» **What this task involves**
Return the listing below exactly, with the pictures dropped.

Saved entries:
>> BEGIN
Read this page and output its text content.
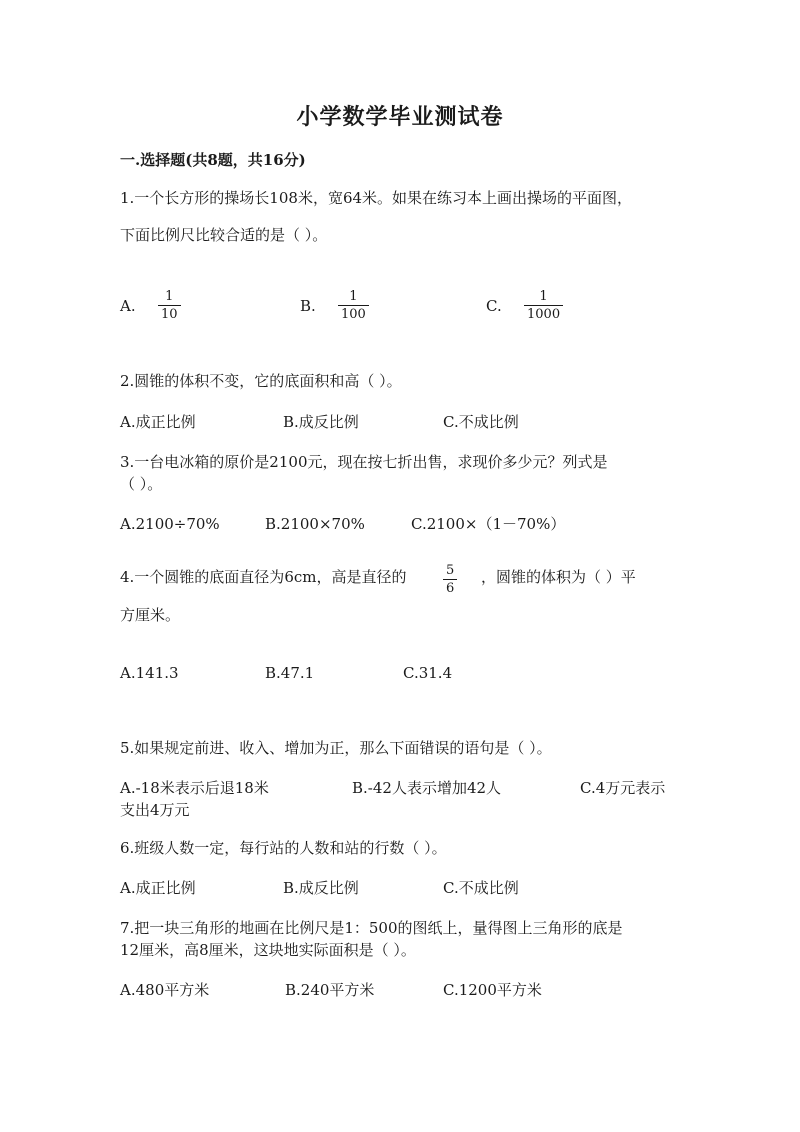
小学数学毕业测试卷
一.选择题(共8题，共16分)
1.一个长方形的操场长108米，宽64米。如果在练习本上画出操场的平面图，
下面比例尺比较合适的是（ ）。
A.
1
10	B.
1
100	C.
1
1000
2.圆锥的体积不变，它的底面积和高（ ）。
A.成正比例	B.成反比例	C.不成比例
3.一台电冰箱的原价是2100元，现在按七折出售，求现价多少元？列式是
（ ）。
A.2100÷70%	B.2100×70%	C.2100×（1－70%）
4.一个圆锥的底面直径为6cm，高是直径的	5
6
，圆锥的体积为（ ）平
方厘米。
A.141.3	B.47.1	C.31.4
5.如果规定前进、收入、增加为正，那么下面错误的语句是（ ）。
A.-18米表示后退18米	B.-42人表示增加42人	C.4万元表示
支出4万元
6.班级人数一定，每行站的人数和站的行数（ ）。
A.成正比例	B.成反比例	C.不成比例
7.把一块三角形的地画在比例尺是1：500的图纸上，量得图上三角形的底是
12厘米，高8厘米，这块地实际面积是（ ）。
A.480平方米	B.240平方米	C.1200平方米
>> END
» **Result of the exercise**
Read this page and output its text content.
小学数学毕业测试卷
一.选择题(共8题，共16分)
1.一个长方形的操场长108米，宽64米。如果在练习本上画出操场的平面图，
下面比例尺比较合适的是（ ）。
A.
1
10	B.
1
100	C.
1
1000
2.圆锥的体积不变，它的底面积和高（ ）。
A.成正比例	B.成反比例	C.不成比例
3.一台电冰箱的原价是2100元，现在按七折出售，求现价多少元？列式是
（ ）。
A.2100÷70%	B.2100×70%	C.2100×（1－70%）
4.一个圆锥的底面直径为6cm，高是直径的	5
6
，圆锥的体积为（ ）平
方厘米。
A.141.3	B.47.1	C.31.4
5.如果规定前进、收入、增加为正，那么下面错误的语句是（ ）。
A.-18米表示后退18米	B.-42人表示增加42人	C.4万元表示
支出4万元
6.班级人数一定，每行站的人数和站的行数（ ）。
A.成正比例	B.成反比例	C.不成比例
7.把一块三角形的地画在比例尺是1：500的图纸上，量得图上三角形的底是
12厘米，高8厘米，这块地实际面积是（ ）。
A.480平方米	B.240平方米	C.1200平方米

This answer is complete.